━━━━━ RECORDS SHOWN ━━━━━
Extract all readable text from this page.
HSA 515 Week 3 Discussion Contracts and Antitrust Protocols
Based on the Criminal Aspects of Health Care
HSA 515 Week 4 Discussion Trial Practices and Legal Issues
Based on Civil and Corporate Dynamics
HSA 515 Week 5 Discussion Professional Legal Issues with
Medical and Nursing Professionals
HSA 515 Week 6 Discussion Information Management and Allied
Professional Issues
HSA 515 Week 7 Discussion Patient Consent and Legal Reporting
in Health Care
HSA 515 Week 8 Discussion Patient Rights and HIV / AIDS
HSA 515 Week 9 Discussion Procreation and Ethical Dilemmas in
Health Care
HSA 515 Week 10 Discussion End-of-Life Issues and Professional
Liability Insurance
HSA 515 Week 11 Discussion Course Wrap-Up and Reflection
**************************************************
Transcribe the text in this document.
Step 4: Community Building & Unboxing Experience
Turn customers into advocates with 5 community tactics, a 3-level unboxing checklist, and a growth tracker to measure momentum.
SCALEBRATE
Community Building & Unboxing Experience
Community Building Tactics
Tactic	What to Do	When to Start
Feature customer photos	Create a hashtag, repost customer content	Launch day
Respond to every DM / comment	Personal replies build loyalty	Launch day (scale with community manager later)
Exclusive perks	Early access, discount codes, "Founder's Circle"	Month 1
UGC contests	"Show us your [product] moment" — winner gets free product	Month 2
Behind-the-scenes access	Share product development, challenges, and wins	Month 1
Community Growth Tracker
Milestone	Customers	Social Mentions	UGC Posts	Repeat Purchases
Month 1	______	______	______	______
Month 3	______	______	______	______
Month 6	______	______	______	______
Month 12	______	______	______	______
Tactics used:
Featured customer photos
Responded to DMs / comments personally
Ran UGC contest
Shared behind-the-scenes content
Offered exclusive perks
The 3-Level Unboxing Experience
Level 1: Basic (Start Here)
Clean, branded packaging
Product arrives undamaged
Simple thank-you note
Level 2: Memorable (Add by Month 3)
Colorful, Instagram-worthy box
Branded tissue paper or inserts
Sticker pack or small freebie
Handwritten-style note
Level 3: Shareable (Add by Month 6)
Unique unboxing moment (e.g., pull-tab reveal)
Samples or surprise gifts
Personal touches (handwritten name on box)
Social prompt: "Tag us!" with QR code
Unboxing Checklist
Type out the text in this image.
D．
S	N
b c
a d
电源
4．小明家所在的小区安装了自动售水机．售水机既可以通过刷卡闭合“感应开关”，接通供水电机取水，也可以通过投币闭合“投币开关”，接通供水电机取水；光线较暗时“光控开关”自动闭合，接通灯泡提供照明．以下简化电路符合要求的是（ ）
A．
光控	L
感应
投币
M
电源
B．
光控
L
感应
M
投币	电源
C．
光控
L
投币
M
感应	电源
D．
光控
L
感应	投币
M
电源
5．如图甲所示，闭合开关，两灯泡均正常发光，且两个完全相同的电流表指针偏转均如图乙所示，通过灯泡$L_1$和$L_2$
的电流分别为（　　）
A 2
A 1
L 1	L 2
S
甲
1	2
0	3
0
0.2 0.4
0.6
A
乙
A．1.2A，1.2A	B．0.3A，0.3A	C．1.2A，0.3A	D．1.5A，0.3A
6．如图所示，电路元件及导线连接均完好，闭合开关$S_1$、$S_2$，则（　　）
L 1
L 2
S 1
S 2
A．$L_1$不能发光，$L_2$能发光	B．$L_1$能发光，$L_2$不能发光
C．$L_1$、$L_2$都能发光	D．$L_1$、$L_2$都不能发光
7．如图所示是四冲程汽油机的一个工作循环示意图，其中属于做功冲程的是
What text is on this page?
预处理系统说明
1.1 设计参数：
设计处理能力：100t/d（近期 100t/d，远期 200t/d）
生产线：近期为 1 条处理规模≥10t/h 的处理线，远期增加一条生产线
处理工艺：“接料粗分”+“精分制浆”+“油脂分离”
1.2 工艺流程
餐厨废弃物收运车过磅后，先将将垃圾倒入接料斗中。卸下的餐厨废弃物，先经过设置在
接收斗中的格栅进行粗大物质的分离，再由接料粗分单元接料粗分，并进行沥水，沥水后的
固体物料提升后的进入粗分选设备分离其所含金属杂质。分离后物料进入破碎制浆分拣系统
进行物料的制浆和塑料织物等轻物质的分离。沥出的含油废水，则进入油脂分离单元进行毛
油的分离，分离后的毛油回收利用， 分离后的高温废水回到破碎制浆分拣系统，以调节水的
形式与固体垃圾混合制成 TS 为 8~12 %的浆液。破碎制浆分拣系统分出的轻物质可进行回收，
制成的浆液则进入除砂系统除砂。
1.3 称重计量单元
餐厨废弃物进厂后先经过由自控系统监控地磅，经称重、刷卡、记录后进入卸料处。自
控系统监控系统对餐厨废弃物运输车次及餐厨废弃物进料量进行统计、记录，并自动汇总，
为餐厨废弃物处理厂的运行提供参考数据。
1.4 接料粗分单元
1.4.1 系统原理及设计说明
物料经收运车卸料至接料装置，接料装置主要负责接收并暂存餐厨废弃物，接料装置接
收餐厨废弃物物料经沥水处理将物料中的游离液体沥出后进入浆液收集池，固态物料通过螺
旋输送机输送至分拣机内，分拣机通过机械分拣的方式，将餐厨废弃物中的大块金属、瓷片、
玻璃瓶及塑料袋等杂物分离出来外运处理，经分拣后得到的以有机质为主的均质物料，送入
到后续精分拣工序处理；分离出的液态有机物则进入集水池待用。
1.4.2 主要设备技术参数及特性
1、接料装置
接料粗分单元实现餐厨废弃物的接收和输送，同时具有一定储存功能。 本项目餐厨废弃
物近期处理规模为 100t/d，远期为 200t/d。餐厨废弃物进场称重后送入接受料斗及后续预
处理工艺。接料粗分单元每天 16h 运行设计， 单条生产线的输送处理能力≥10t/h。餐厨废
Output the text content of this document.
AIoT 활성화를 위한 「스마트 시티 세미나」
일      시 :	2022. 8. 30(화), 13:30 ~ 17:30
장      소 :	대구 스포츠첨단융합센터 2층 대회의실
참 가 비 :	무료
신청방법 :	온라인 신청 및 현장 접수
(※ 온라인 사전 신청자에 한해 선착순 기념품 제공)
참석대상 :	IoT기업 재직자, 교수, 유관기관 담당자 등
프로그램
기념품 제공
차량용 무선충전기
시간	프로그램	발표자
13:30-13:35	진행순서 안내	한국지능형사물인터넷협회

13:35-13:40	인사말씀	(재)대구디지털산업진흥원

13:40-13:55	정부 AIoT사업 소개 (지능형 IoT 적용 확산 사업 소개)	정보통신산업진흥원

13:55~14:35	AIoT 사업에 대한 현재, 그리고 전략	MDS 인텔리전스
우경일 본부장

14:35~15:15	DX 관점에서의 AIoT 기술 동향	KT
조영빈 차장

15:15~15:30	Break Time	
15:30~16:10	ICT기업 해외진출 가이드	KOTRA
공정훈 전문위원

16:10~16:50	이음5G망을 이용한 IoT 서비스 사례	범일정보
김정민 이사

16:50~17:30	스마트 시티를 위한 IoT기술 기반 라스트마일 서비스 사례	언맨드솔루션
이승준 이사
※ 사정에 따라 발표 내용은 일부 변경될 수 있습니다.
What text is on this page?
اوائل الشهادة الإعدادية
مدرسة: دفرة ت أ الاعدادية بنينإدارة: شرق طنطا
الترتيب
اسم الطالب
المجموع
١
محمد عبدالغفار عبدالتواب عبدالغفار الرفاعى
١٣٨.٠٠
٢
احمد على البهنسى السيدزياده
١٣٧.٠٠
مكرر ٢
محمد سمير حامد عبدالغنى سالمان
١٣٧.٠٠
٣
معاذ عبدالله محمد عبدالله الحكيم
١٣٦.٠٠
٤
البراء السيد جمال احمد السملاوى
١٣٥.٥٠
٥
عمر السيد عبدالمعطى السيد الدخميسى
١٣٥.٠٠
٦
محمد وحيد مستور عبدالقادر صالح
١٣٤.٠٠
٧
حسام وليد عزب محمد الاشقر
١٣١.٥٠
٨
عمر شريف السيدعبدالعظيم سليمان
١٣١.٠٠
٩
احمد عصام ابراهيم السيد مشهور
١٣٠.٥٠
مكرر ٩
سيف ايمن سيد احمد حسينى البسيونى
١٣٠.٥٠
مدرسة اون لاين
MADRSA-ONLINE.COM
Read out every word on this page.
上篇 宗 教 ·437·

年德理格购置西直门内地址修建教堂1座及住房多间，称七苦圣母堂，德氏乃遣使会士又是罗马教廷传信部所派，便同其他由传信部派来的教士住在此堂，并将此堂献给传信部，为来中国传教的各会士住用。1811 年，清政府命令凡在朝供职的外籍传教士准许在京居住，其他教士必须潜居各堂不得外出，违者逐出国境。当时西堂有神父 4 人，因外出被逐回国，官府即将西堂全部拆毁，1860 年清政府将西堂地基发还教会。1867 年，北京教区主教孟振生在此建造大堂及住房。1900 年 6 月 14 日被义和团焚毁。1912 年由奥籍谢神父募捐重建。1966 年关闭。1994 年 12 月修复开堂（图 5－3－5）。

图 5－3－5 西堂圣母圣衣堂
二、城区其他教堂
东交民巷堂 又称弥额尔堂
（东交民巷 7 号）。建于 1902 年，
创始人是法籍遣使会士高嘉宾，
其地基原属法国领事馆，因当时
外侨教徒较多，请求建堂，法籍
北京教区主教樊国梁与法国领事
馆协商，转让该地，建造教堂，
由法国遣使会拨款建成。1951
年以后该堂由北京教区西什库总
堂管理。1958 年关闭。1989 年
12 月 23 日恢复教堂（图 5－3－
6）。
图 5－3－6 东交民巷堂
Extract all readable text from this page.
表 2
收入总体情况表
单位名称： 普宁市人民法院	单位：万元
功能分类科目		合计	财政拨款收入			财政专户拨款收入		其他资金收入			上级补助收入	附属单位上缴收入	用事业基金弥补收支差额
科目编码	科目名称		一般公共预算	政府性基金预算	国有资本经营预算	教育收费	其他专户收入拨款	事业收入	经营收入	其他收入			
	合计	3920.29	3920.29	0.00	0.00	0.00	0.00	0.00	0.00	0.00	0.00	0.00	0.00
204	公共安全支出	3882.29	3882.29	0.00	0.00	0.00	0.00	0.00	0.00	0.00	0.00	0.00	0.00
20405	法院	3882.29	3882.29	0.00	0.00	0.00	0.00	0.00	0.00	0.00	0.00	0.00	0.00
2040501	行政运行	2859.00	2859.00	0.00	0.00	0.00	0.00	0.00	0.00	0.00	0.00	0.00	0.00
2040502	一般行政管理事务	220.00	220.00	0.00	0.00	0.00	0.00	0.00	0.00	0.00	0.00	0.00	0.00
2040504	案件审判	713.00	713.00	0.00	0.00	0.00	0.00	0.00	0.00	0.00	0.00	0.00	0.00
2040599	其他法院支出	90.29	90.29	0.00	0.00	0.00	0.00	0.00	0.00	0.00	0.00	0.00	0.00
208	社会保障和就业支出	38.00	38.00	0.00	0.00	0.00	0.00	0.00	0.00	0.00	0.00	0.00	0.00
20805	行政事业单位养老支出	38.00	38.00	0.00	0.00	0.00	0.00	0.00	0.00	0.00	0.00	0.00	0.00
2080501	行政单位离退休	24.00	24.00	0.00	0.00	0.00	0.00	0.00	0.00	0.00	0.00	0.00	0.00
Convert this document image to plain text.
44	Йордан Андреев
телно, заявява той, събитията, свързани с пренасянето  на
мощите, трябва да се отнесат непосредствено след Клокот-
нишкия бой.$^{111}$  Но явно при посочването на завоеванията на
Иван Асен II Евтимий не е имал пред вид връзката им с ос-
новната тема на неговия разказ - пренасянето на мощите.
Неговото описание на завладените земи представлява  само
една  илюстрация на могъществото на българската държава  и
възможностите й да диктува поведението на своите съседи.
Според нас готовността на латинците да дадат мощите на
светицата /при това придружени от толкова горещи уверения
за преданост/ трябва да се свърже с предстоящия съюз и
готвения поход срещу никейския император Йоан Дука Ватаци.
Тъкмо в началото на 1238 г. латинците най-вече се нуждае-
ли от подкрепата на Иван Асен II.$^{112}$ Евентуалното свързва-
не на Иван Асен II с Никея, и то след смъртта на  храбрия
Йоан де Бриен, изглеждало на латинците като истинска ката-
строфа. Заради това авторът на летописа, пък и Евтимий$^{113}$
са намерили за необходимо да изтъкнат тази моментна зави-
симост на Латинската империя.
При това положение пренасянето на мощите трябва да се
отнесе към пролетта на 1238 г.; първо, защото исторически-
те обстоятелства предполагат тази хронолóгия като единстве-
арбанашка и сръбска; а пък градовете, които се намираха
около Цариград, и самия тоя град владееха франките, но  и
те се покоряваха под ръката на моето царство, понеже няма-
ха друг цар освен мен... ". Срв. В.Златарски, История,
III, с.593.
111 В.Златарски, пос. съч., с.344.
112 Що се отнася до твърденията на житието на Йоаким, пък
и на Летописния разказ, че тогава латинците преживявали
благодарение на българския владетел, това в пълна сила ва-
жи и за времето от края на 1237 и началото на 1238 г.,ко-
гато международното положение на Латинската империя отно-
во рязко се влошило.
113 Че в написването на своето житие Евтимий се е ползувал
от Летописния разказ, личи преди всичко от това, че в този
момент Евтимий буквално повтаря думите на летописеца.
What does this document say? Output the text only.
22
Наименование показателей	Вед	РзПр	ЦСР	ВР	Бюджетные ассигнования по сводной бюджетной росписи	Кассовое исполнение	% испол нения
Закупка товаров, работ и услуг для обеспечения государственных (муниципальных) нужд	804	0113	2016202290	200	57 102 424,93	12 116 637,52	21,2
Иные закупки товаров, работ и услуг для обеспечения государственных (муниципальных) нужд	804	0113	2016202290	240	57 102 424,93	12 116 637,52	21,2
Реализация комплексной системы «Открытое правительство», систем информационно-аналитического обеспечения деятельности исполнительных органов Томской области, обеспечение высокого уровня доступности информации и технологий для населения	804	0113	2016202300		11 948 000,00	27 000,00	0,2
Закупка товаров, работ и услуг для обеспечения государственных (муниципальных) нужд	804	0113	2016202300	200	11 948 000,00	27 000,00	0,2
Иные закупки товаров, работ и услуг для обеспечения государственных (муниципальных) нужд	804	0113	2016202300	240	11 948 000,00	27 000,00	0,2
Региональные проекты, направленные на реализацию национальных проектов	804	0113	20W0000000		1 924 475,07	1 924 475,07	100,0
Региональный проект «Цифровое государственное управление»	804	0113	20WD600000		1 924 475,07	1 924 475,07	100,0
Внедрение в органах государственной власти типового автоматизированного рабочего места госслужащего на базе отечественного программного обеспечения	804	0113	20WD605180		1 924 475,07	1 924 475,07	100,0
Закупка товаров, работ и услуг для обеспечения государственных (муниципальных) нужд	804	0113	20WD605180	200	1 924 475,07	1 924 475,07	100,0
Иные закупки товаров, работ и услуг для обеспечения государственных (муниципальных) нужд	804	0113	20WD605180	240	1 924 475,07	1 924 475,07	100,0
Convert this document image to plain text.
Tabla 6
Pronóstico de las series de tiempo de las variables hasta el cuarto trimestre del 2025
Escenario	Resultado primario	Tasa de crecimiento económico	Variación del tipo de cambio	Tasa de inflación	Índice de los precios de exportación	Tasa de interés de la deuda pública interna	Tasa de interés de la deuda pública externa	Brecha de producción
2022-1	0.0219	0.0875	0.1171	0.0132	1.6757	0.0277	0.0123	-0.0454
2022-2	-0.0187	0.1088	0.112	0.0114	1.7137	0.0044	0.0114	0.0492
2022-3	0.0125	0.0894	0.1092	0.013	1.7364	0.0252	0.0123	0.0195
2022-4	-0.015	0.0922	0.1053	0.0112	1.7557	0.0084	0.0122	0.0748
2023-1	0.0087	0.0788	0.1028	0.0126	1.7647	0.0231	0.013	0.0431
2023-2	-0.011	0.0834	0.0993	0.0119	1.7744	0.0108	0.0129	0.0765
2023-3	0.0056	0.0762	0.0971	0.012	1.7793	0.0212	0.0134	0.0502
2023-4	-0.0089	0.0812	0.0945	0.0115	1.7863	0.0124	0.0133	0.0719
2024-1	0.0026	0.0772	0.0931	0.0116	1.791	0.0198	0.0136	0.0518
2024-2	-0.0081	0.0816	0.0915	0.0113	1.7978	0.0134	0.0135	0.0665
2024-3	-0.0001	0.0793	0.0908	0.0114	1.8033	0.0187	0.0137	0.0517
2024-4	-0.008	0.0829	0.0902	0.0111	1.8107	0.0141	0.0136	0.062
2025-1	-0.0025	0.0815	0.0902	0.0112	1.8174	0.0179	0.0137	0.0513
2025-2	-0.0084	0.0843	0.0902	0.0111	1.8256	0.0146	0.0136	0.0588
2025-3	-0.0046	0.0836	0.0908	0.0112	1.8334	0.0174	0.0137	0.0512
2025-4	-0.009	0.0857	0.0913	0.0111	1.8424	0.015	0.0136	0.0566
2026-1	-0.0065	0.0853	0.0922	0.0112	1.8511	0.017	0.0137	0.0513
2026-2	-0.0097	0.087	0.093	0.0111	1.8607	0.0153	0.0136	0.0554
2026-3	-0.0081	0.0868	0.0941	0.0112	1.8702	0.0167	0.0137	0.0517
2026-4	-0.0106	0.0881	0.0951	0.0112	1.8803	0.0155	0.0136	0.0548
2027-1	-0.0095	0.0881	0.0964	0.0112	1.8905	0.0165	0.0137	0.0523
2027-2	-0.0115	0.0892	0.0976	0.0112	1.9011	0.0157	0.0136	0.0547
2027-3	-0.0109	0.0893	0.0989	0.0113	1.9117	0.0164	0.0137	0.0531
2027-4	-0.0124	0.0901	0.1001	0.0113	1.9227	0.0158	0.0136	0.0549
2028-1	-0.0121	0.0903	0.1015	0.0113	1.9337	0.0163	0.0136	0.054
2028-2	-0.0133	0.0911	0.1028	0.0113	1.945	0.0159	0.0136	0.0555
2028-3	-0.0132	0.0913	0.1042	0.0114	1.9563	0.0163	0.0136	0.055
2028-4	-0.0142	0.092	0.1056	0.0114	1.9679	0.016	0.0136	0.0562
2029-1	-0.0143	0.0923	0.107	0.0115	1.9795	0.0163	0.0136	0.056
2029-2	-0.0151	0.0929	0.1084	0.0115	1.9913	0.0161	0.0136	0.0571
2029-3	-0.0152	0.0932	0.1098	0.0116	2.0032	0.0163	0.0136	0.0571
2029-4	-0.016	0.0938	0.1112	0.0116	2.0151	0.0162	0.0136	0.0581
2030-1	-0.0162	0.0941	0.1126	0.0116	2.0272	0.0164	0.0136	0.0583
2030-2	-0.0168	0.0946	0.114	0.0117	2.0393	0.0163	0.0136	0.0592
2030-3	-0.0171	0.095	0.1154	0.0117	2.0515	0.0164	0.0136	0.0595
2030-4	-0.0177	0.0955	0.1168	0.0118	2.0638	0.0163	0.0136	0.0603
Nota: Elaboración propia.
━━━━━
■ EXERCISE OBJECTIVE
Copy every single line of the material above that holds "латинците".

■ FULL OUTPUT
Според нас готовността на латинците да дадат мощите на
Тъкмо в началото на 1238 г. латинците най-вече се нуждае-
Йоан де Бриен, изглеждало на латинците като истинска ката-
и на Летописния разказ, че тогава латинците преживявали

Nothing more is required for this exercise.